__GIVEN PROBLEM__.
Select from the data all lines with the word "interviews".

__SUPPLIED MATERIAL__.
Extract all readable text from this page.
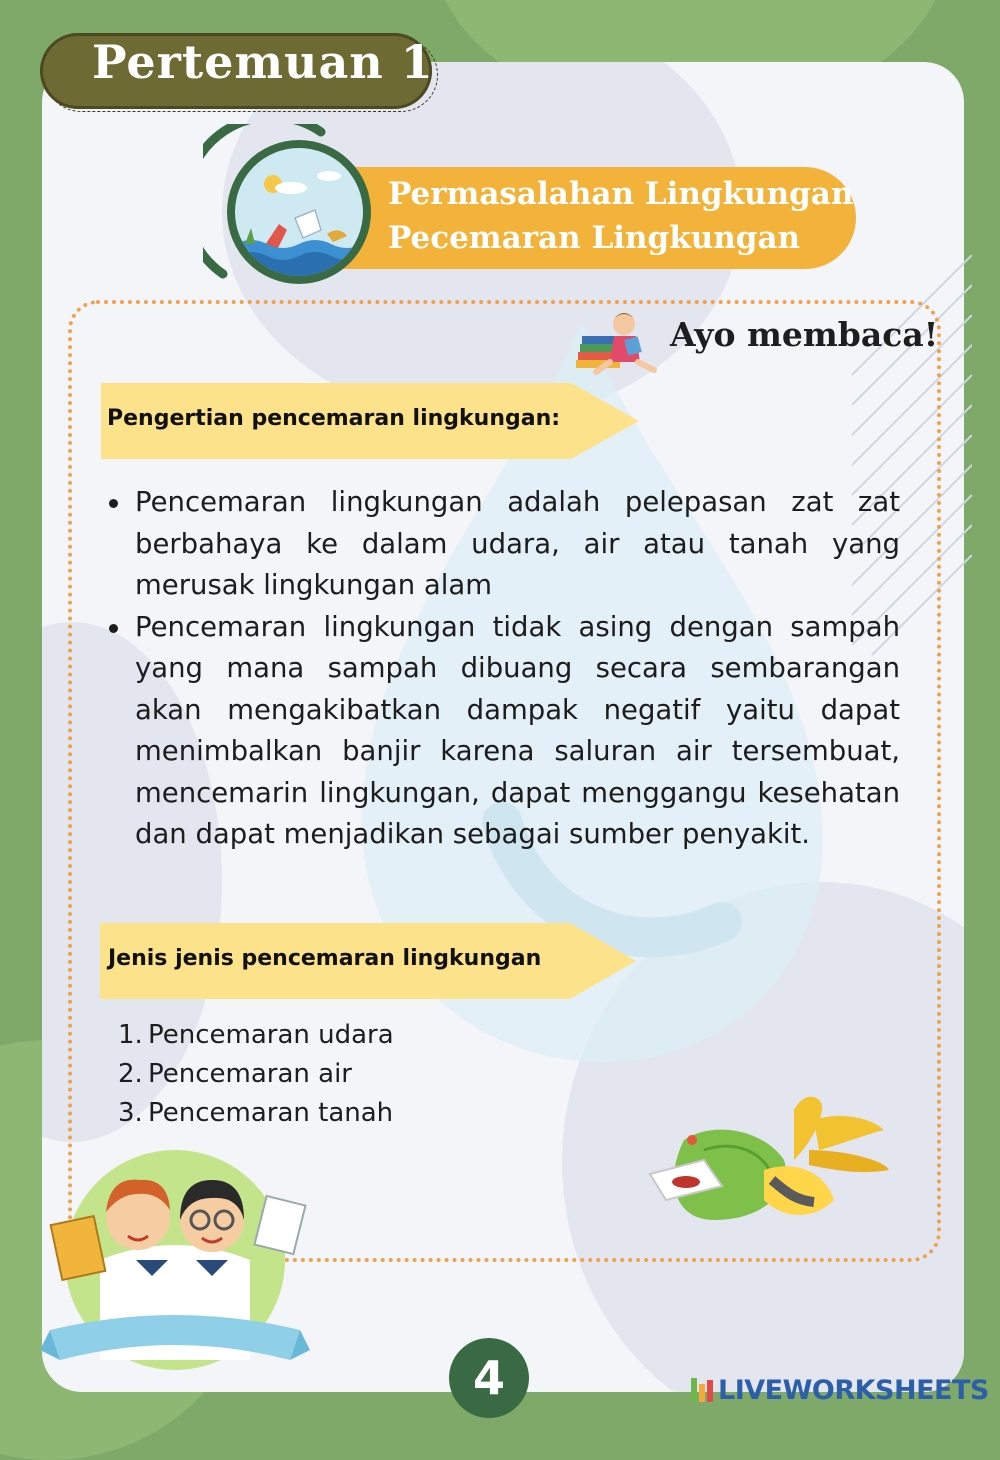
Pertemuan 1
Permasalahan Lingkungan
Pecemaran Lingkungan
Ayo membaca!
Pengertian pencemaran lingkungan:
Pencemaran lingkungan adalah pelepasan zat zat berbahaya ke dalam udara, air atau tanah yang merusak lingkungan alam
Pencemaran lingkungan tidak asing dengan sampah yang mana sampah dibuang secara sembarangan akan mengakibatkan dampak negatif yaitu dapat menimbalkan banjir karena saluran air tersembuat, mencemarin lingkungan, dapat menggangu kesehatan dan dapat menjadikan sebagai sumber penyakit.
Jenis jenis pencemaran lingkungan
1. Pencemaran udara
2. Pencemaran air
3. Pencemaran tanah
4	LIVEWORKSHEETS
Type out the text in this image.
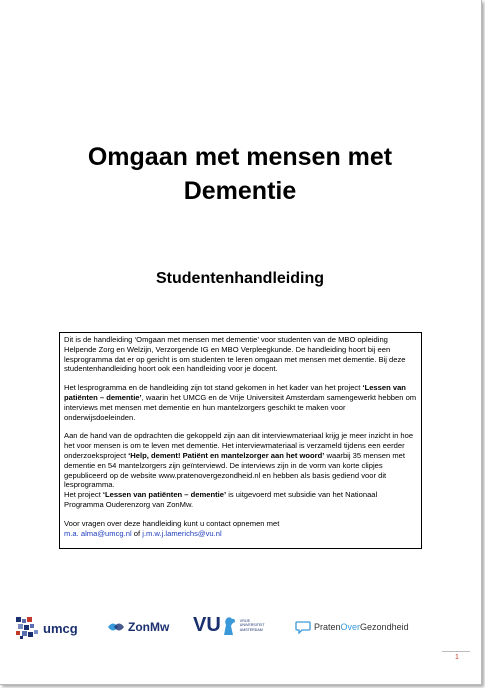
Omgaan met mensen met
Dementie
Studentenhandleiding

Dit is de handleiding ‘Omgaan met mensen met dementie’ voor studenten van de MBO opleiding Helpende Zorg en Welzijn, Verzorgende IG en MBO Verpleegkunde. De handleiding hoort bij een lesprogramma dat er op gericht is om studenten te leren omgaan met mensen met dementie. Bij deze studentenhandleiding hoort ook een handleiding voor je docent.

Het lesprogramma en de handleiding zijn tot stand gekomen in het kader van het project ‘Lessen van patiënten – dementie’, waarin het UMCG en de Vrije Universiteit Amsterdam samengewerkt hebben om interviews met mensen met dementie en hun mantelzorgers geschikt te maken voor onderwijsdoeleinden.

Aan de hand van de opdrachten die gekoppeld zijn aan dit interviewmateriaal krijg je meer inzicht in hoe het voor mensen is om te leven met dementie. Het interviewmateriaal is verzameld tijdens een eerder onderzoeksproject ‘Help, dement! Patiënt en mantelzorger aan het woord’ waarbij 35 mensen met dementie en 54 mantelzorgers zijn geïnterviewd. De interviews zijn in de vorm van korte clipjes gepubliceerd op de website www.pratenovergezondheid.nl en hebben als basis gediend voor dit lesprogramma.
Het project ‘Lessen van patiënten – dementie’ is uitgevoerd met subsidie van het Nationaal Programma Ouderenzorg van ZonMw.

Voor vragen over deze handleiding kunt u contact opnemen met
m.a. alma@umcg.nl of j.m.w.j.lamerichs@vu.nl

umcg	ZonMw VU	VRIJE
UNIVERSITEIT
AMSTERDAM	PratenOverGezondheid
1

__FINAL RESULT__.
Het lesprogramma en de handleiding zijn tot stand gekomen in het kader van het project ‘Lessen van patiënten – dementie’, waarin het UMCG en de Vrije Universiteit Amsterdam samengewerkt hebben om interviews met mensen met dementie en hun mantelzorgers geschikt te maken voor onderwijsdoeleinden.
Aan de hand van de opdrachten die gekoppeld zijn aan dit interviewmateriaal krijg je meer inzicht in hoe het voor mensen is om te leven met dementie. Het interviewmateriaal is verzameld tijdens een eerder onderzoeksproject ‘Help, dement! Patiënt en mantelzorger aan het woord’ waarbij 35 mensen met dementie en 54 mantelzorgers zijn geïnterviewd. De interviews zijn in de vorm van korte clipjes gepubliceerd op de website www.pratenovergezondheid.nl en hebben als basis gediend voor dit lesprogramma.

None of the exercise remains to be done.